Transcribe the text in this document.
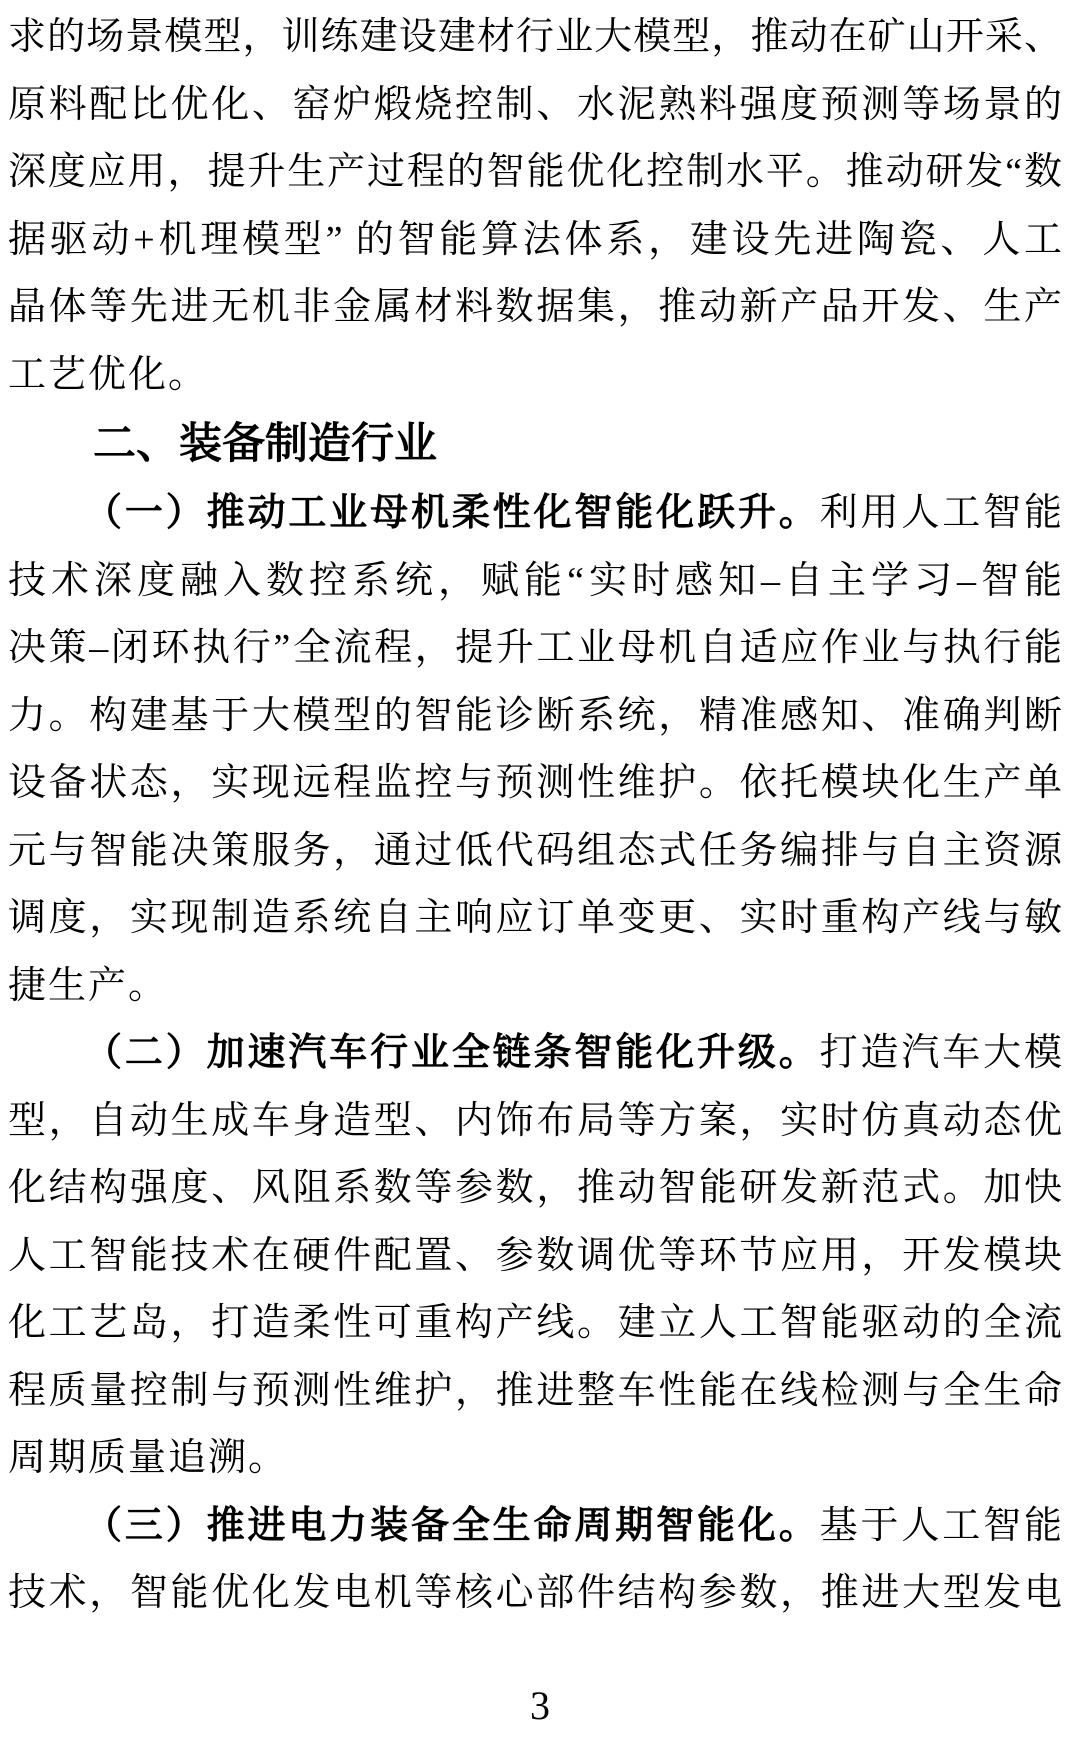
求的场景模型，训练建设建材行业大模型，推动在矿山开采、
原料配比优化、窑炉煅烧控制、水泥熟料强度预测等场景的
深度应用，提升生产过程的智能优化控制水平。推动研发“数
据驱动+机理模型” 的智能算法体系，建设先进陶瓷、人工
晶体等先进无机非金属材料数据集，推动新产品开发、生产
工艺优化。
二、装备制造行业
（一）推动工业母机柔性化智能化跃升。利用人工智能
技术深度融入数控系统，赋能“实时感知–自主学习–智能
决策–闭环执行”全流程，提升工业母机自适应作业与执行能
力。构建基于大模型的智能诊断系统，精准感知、准确判断
设备状态，实现远程监控与预测性维护。依托模块化生产单
元与智能决策服务，通过低代码组态式任务编排与自主资源
调度，实现制造系统自主响应订单变更、实时重构产线与敏
捷生产。
（二）加速汽车行业全链条智能化升级。打造汽车大模
型，自动生成车身造型、内饰布局等方案，实时仿真动态优
化结构强度、风阻系数等参数，推动智能研发新范式。加快
人工智能技术在硬件配置、参数调优等环节应用，开发模块
化工艺岛，打造柔性可重构产线。建立人工智能驱动的全流
程质量控制与预测性维护，推进整车性能在线检测与全生命
周期质量追溯。
（三）推进电力装备全生命周期智能化。基于人工智能
技术，智能优化发电机等核心部件结构参数，推进大型发电
3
-- -- --
In your copy, leave out the pictures and reproduce the material above exactly.

__Full output__:
Transcribe the text in this document.
求的场景模型，训练建设建材行业大模型，推动在矿山开采、
原料配比优化、窑炉煅烧控制、水泥熟料强度预测等场景的
深度应用，提升生产过程的智能优化控制水平。推动研发“数
据驱动+机理模型” 的智能算法体系，建设先进陶瓷、人工
晶体等先进无机非金属材料数据集，推动新产品开发、生产
工艺优化。
二、装备制造行业
（一）推动工业母机柔性化智能化跃升。利用人工智能
技术深度融入数控系统，赋能“实时感知–自主学习–智能
决策–闭环执行”全流程，提升工业母机自适应作业与执行能
力。构建基于大模型的智能诊断系统，精准感知、准确判断
设备状态，实现远程监控与预测性维护。依托模块化生产单
元与智能决策服务，通过低代码组态式任务编排与自主资源
调度，实现制造系统自主响应订单变更、实时重构产线与敏
捷生产。
（二）加速汽车行业全链条智能化升级。打造汽车大模
型，自动生成车身造型、内饰布局等方案，实时仿真动态优
化结构强度、风阻系数等参数，推动智能研发新范式。加快
人工智能技术在硬件配置、参数调优等环节应用，开发模块
化工艺岛，打造柔性可重构产线。建立人工智能驱动的全流
程质量控制与预测性维护，推进整车性能在线检测与全生命
周期质量追溯。
（三）推进电力装备全生命周期智能化。基于人工智能
技术，智能优化发电机等核心部件结构参数，推进大型发电
3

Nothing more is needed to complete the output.